(Entries from a visual dataset)
____
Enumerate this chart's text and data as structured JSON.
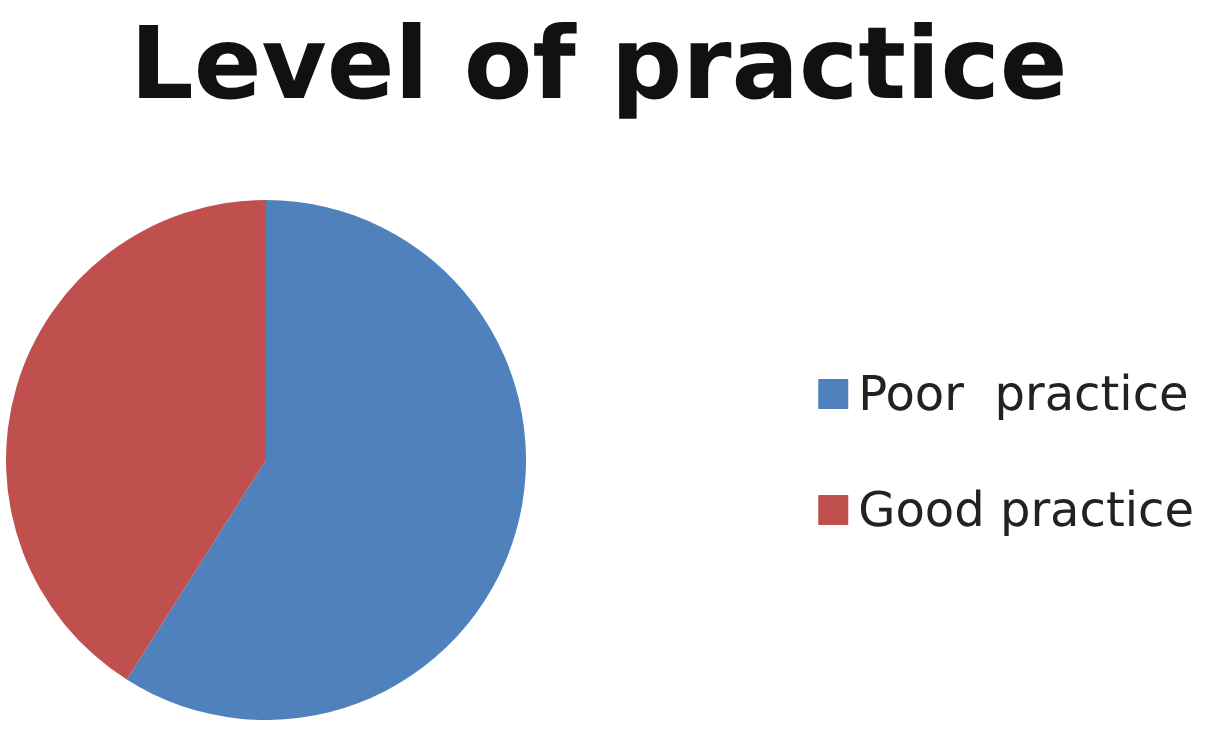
{
  "chart_data": {
    "type": "pie",
    "title": "Level of practice",
    "categories": [
      "Poor  practice",
      "Good practice"
    ],
    "values": [
      59,
      41
    ],
    "colors": [
      "#4f81bd",
      "#c0504d"
    ],
    "legend": "right"
  }
}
____
#### Work to complete:
Output all the records, word for word, with no pictures in the copy.

#### Task result:
Enumerate this chart's text and data as structured JSON.
{
  "chart_data": {
    "type": "pie",
    "title": "Level of practice",
    "categories": [
      "Poor  practice",
      "Good practice"
    ],
    "values": [
      59,
      41
    ],
    "colors": [
      "#4f81bd",
      "#c0504d"
    ],
    "legend": "right"
  }
}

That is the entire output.